▶ _Set problem_: Write out the full set of records below exactly.

▶ _Entries shown_:
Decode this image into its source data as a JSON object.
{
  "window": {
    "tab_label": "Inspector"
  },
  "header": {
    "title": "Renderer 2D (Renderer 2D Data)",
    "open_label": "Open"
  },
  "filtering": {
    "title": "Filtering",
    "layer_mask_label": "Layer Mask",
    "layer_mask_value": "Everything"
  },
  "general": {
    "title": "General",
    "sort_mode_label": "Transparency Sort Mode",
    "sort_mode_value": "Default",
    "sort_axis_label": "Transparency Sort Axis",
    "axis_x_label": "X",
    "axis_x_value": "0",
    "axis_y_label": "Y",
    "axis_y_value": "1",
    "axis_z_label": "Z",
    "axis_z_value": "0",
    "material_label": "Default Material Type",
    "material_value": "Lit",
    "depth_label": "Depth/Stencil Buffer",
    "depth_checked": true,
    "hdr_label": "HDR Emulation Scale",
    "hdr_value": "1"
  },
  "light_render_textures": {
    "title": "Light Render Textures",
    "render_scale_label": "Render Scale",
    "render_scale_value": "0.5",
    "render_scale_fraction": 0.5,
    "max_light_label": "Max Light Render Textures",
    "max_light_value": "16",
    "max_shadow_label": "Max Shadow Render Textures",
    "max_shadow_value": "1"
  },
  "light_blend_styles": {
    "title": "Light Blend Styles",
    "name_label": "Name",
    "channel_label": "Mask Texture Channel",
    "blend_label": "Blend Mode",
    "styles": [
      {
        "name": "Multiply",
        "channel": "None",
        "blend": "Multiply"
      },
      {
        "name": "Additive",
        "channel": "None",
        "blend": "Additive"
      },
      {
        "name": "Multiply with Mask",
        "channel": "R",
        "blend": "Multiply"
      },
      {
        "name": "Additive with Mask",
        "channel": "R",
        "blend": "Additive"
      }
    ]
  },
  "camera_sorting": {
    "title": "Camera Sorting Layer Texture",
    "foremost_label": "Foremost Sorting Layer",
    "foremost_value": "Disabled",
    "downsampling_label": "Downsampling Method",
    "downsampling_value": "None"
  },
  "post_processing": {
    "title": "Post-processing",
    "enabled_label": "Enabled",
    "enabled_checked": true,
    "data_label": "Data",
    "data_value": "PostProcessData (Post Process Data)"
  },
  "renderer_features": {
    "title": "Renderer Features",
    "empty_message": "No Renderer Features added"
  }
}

▶ _Complete output_:
Decode this image into its source data as a JSON object.
{
  "window": {
    "tab_label": "Inspector"
  },
  "header": {
    "title": "Renderer 2D (Renderer 2D Data)",
    "open_label": "Open"
  },
  "filtering": {
    "title": "Filtering",
    "layer_mask_label": "Layer Mask",
    "layer_mask_value": "Everything"
  },
  "general": {
    "title": "General",
    "sort_mode_label": "Transparency Sort Mode",
    "sort_mode_value": "Default",
    "sort_axis_label": "Transparency Sort Axis",
    "axis_x_label": "X",
    "axis_x_value": "0",
    "axis_y_label": "Y",
    "axis_y_value": "1",
    "axis_z_label": "Z",
    "axis_z_value": "0",
    "material_label": "Default Material Type",
    "material_value": "Lit",
    "depth_label": "Depth/Stencil Buffer",
    "depth_checked": true,
    "hdr_label": "HDR Emulation Scale",
    "hdr_value": "1"
  },
  "light_render_textures": {
    "title": "Light Render Textures",
    "render_scale_label": "Render Scale",
    "render_scale_value": "0.5",
    "render_scale_fraction": 0.5,
    "max_light_label": "Max Light Render Textures",
    "max_light_value": "16",
    "max_shadow_label": "Max Shadow Render Textures",
    "max_shadow_value": "1"
  },
  "light_blend_styles": {
    "title": "Light Blend Styles",
    "name_label": "Name",
    "channel_label": "Mask Texture Channel",
    "blend_label": "Blend Mode",
    "styles": [
      {
        "name": "Multiply",
        "channel": "None",
        "blend": "Multiply"
      },
      {
        "name": "Additive",
        "channel": "None",
        "blend": "Additive"
      },
      {
        "name": "Multiply with Mask",
        "channel": "R",
        "blend": "Multiply"
      },
      {
        "name": "Additive with Mask",
        "channel": "R",
        "blend": "Additive"
      }
    ]
  },
  "camera_sorting": {
    "title": "Camera Sorting Layer Texture",
    "foremost_label": "Foremost Sorting Layer",
    "foremost_value": "Disabled",
    "downsampling_label": "Downsampling Method",
    "downsampling_value": "None"
  },
  "post_processing": {
    "title": "Post-processing",
    "enabled_label": "Enabled",
    "enabled_checked": true,
    "data_label": "Data",
    "data_value": "PostProcessData (Post Process Data)"
  },
  "renderer_features": {
    "title": "Renderer Features",
    "empty_message": "No Renderer Features added"
  }
}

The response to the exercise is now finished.